**REQUIREMENT:** Write out each entry, exactly the way it appears.

**EXERCISE INPUT:**
▽
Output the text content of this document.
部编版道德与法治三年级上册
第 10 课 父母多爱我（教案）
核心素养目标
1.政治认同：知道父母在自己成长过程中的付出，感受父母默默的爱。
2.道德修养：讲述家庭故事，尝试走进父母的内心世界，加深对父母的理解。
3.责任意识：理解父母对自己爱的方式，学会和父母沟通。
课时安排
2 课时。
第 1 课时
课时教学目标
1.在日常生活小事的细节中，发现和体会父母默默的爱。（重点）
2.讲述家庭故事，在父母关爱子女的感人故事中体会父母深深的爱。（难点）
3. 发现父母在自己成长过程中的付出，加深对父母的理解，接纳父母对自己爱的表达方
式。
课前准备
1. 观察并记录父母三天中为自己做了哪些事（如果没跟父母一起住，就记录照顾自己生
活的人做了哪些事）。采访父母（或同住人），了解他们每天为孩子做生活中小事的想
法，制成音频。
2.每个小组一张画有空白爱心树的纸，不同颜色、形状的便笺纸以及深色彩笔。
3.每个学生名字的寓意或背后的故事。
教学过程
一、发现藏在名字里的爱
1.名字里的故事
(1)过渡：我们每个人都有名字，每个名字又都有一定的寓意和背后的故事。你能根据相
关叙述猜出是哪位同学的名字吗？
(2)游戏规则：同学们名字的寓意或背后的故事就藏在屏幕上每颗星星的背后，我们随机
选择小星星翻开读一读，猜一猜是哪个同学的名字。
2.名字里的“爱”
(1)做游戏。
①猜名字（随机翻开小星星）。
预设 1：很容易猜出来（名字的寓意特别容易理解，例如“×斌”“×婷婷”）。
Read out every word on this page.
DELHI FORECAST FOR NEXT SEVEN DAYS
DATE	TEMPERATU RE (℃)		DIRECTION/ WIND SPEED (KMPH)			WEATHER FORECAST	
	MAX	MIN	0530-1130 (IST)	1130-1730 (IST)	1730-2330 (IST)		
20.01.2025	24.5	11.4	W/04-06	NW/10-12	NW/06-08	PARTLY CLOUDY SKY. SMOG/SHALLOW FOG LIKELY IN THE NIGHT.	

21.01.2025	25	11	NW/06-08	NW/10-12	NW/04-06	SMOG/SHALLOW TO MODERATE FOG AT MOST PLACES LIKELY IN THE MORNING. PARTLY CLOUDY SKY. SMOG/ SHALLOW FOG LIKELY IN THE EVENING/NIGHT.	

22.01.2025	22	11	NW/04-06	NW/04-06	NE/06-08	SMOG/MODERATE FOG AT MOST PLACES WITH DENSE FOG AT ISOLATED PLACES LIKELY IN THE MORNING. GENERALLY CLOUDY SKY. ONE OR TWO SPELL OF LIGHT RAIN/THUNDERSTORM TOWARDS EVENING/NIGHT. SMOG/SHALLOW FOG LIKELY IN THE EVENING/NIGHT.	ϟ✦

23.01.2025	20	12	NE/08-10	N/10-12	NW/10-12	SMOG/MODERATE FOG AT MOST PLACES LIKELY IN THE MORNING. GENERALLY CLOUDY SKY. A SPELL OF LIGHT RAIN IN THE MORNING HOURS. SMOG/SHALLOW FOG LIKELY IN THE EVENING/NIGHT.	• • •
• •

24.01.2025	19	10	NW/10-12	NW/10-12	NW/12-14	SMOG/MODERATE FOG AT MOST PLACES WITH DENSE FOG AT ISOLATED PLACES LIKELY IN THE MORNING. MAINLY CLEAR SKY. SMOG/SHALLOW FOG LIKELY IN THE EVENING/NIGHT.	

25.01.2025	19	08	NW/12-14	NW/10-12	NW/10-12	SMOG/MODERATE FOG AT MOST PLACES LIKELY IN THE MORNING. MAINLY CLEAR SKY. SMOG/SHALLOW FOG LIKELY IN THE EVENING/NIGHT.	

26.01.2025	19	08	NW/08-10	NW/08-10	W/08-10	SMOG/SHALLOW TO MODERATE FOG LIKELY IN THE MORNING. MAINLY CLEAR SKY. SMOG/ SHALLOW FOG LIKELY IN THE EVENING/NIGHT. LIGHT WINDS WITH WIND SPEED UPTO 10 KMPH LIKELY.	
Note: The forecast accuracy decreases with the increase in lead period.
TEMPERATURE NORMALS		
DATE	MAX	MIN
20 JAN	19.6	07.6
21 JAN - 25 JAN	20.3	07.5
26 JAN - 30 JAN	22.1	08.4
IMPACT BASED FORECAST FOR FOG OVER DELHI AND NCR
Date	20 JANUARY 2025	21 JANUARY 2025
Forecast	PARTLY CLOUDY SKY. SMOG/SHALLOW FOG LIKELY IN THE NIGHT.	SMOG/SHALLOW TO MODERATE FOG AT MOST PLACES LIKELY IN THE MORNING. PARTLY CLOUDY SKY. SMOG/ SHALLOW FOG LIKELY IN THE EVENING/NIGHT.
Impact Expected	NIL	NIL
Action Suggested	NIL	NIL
△
**WRITTEN ANSWER:**
Output the text content of this document.
部编版道德与法治三年级上册
第 10 课 父母多爱我（教案）
核心素养目标
1.政治认同：知道父母在自己成长过程中的付出，感受父母默默的爱。
2.道德修养：讲述家庭故事，尝试走进父母的内心世界，加深对父母的理解。
3.责任意识：理解父母对自己爱的方式，学会和父母沟通。
课时安排
2 课时。
第 1 课时
课时教学目标
1.在日常生活小事的细节中，发现和体会父母默默的爱。（重点）
2.讲述家庭故事，在父母关爱子女的感人故事中体会父母深深的爱。（难点）
3. 发现父母在自己成长过程中的付出，加深对父母的理解，接纳父母对自己爱的表达方
式。
课前准备
1. 观察并记录父母三天中为自己做了哪些事（如果没跟父母一起住，就记录照顾自己生
活的人做了哪些事）。采访父母（或同住人），了解他们每天为孩子做生活中小事的想
法，制成音频。
2.每个小组一张画有空白爱心树的纸，不同颜色、形状的便笺纸以及深色彩笔。
3.每个学生名字的寓意或背后的故事。
教学过程
一、发现藏在名字里的爱
1.名字里的故事
(1)过渡：我们每个人都有名字，每个名字又都有一定的寓意和背后的故事。你能根据相
关叙述猜出是哪位同学的名字吗？
(2)游戏规则：同学们名字的寓意或背后的故事就藏在屏幕上每颗星星的背后，我们随机
选择小星星翻开读一读，猜一猜是哪个同学的名字。
2.名字里的“爱”
(1)做游戏。
①猜名字（随机翻开小星星）。
预设 1：很容易猜出来（名字的寓意特别容易理解，例如“×斌”“×婷婷”）。
Read out every word on this page.
DELHI FORECAST FOR NEXT SEVEN DAYS
DATE	TEMPERATU RE (℃)		DIRECTION/ WIND SPEED (KMPH)			WEATHER FORECAST	
	MAX	MIN	0530-1130 (IST)	1130-1730 (IST)	1730-2330 (IST)		
20.01.2025	24.5	11.4	W/04-06	NW/10-12	NW/06-08	PARTLY CLOUDY SKY. SMOG/SHALLOW FOG LIKELY IN THE NIGHT.	

21.01.2025	25	11	NW/06-08	NW/10-12	NW/04-06	SMOG/SHALLOW TO MODERATE FOG AT MOST PLACES LIKELY IN THE MORNING. PARTLY CLOUDY SKY. SMOG/ SHALLOW FOG LIKELY IN THE EVENING/NIGHT.	

22.01.2025	22	11	NW/04-06	NW/04-06	NE/06-08	SMOG/MODERATE FOG AT MOST PLACES WITH DENSE FOG AT ISOLATED PLACES LIKELY IN THE MORNING. GENERALLY CLOUDY SKY. ONE OR TWO SPELL OF LIGHT RAIN/THUNDERSTORM TOWARDS EVENING/NIGHT. SMOG/SHALLOW FOG LIKELY IN THE EVENING/NIGHT.	ϟ✦

23.01.2025	20	12	NE/08-10	N/10-12	NW/10-12	SMOG/MODERATE FOG AT MOST PLACES LIKELY IN THE MORNING. GENERALLY CLOUDY SKY. A SPELL OF LIGHT RAIN IN THE MORNING HOURS. SMOG/SHALLOW FOG LIKELY IN THE EVENING/NIGHT.	• • •
• •

24.01.2025	19	10	NW/10-12	NW/10-12	NW/12-14	SMOG/MODERATE FOG AT MOST PLACES WITH DENSE FOG AT ISOLATED PLACES LIKELY IN THE MORNING. MAINLY CLEAR SKY. SMOG/SHALLOW FOG LIKELY IN THE EVENING/NIGHT.	

25.01.2025	19	08	NW/12-14	NW/10-12	NW/10-12	SMOG/MODERATE FOG AT MOST PLACES LIKELY IN THE MORNING. MAINLY CLEAR SKY. SMOG/SHALLOW FOG LIKELY IN THE EVENING/NIGHT.	

26.01.2025	19	08	NW/08-10	NW/08-10	W/08-10	SMOG/SHALLOW TO MODERATE FOG LIKELY IN THE MORNING. MAINLY CLEAR SKY. SMOG/ SHALLOW FOG LIKELY IN THE EVENING/NIGHT. LIGHT WINDS WITH WIND SPEED UPTO 10 KMPH LIKELY.	
Note: The forecast accuracy decreases with the increase in lead period.
TEMPERATURE NORMALS		
DATE	MAX	MIN
20 JAN	19.6	07.6
21 JAN - 25 JAN	20.3	07.5
26 JAN - 30 JAN	22.1	08.4
IMPACT BASED FORECAST FOR FOG OVER DELHI AND NCR
Date	20 JANUARY 2025	21 JANUARY 2025
Forecast	PARTLY CLOUDY SKY. SMOG/SHALLOW FOG LIKELY IN THE NIGHT.	SMOG/SHALLOW TO MODERATE FOG AT MOST PLACES LIKELY IN THE MORNING. PARTLY CLOUDY SKY. SMOG/ SHALLOW FOG LIKELY IN THE EVENING/NIGHT.
Impact Expected	NIL	NIL
Action Suggested	NIL	NIL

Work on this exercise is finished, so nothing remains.